## GIVEN TASK
Rewrite everything from the first of the rows down to the row containing "y-tick-label: 6% xyxy=(1215,187,1250,214)", swapping "screenshot" for "image" and keeping all else the same.
## start DATA TO USE
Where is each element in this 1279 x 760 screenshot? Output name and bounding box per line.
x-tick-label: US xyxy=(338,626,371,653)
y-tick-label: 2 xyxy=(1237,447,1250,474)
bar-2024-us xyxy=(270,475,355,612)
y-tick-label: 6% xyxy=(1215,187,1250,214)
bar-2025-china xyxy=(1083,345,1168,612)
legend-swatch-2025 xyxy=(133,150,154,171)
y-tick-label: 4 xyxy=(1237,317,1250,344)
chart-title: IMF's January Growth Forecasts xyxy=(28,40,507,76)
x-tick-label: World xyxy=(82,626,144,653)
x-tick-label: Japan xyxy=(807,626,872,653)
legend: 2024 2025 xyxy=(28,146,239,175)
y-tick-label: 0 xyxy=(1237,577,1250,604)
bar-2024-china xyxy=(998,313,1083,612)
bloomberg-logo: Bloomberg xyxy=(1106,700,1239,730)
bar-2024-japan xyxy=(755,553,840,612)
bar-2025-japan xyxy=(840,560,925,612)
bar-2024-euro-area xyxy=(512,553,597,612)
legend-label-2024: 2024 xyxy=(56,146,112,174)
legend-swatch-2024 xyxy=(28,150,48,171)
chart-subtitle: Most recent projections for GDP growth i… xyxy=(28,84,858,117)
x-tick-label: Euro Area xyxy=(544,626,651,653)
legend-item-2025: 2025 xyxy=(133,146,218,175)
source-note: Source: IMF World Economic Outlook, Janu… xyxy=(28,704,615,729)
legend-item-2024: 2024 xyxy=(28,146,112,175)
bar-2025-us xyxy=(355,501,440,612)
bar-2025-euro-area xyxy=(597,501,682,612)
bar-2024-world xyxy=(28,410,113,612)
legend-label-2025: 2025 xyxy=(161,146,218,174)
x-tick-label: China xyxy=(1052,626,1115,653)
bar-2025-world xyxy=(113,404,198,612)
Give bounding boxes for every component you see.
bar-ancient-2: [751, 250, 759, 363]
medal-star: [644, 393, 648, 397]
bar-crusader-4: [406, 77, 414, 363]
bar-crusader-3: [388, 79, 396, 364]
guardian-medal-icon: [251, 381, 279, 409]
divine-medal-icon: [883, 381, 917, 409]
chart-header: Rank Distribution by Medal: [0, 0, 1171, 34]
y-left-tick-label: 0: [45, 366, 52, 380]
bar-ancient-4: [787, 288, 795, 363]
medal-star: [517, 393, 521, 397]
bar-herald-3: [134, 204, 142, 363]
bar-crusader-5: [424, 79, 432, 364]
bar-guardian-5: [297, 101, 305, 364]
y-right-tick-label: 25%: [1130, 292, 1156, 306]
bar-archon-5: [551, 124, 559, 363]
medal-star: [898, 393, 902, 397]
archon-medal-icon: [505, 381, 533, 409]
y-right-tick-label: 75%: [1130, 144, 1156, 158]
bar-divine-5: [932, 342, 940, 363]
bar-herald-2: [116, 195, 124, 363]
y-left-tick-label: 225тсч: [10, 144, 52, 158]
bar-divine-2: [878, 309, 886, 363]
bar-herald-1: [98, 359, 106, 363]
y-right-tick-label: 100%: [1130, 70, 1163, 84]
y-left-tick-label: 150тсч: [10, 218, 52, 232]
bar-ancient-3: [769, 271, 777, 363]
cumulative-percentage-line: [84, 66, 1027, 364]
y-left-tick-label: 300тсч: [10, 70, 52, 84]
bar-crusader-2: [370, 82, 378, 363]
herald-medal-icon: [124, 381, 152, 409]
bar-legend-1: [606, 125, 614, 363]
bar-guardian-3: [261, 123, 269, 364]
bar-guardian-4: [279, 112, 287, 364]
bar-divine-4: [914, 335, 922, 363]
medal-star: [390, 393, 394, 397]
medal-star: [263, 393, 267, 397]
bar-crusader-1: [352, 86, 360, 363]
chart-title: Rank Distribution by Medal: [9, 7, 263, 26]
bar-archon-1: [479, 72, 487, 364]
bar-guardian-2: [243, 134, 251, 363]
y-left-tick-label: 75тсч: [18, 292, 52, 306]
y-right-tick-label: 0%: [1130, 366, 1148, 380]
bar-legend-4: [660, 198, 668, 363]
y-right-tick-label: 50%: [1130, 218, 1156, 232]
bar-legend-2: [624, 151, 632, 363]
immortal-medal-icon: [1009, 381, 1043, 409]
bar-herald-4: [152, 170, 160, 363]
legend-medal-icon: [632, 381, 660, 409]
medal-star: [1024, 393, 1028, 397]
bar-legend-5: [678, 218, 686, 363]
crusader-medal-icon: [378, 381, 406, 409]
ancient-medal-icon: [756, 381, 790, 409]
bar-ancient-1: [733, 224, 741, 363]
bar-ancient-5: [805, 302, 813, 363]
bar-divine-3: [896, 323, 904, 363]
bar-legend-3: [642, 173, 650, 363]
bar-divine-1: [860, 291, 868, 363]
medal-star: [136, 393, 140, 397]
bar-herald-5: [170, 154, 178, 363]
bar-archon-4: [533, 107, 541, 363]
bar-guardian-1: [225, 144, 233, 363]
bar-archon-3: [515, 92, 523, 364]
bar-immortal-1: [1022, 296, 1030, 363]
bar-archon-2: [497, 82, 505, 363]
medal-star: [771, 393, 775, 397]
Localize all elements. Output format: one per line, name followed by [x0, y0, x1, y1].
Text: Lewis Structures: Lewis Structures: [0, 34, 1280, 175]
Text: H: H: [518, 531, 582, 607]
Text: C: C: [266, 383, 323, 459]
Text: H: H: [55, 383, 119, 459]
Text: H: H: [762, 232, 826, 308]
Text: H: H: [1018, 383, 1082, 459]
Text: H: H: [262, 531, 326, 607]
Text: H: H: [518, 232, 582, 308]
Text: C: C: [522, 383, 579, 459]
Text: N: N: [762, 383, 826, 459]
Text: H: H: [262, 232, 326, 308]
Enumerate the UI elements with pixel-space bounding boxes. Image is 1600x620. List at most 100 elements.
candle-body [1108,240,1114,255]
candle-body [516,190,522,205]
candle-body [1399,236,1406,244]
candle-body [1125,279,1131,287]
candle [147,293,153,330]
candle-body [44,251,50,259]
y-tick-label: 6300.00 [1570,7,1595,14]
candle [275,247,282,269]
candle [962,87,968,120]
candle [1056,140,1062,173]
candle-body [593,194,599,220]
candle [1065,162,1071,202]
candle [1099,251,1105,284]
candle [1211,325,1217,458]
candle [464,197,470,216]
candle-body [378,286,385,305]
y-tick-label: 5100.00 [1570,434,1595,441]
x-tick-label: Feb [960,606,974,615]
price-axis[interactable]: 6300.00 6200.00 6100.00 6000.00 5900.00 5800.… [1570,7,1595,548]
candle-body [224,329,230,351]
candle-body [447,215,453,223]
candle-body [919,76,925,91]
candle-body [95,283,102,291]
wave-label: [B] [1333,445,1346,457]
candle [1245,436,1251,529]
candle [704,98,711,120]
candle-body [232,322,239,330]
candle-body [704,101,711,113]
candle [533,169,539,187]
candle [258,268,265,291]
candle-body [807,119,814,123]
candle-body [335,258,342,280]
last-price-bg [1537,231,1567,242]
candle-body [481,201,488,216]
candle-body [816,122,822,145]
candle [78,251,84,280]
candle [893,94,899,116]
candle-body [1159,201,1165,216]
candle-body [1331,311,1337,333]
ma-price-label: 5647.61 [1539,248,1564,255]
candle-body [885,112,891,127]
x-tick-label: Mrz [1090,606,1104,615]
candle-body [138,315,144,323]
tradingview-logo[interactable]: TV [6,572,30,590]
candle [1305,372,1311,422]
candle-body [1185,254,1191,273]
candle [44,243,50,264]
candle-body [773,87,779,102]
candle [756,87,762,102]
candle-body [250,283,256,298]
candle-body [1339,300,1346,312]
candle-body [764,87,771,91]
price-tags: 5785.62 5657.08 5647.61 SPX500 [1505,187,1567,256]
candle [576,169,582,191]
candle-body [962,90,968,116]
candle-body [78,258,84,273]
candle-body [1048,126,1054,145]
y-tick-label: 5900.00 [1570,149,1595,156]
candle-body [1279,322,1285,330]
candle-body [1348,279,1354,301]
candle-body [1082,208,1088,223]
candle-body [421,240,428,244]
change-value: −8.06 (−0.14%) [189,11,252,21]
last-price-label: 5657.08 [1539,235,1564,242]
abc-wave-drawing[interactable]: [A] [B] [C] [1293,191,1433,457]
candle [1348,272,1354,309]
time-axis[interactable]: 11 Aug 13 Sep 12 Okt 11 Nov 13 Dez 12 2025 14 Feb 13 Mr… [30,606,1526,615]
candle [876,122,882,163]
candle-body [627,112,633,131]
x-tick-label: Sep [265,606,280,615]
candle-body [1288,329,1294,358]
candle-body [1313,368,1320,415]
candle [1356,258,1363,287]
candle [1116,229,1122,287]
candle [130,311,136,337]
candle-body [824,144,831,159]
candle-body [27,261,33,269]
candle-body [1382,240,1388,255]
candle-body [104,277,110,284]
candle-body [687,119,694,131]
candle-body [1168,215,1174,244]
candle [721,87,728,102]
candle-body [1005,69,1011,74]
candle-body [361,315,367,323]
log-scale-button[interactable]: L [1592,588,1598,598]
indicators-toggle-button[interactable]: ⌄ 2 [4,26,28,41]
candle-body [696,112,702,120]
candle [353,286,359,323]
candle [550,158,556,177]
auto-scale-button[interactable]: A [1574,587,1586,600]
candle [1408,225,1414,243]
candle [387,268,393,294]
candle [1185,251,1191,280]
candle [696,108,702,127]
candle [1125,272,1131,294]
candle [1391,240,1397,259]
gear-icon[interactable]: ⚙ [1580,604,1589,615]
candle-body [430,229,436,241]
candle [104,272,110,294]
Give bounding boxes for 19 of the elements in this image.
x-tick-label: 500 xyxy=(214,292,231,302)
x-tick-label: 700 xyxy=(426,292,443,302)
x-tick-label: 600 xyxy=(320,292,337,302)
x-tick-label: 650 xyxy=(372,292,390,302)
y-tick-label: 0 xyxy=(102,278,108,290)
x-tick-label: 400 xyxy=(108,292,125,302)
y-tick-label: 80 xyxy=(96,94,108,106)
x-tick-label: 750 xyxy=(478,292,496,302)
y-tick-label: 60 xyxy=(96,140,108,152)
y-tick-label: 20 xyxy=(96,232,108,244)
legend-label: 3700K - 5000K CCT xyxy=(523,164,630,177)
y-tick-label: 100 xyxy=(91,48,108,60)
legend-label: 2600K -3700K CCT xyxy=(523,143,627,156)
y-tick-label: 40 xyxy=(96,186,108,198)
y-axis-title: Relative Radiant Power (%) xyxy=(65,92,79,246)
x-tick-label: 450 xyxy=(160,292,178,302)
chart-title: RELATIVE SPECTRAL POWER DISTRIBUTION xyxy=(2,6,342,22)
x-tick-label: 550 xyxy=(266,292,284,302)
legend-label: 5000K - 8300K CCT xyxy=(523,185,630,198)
## end DATA TO USE
## TASK SOLUTION
Where is each element in this 1279 x 760 image? Output name and bounding box per line.
x-tick-label: US xyxy=(338,626,371,653)
y-tick-label: 2 xyxy=(1237,447,1250,474)
bar-2024-us xyxy=(270,475,355,612)
y-tick-label: 6% xyxy=(1215,187,1250,214)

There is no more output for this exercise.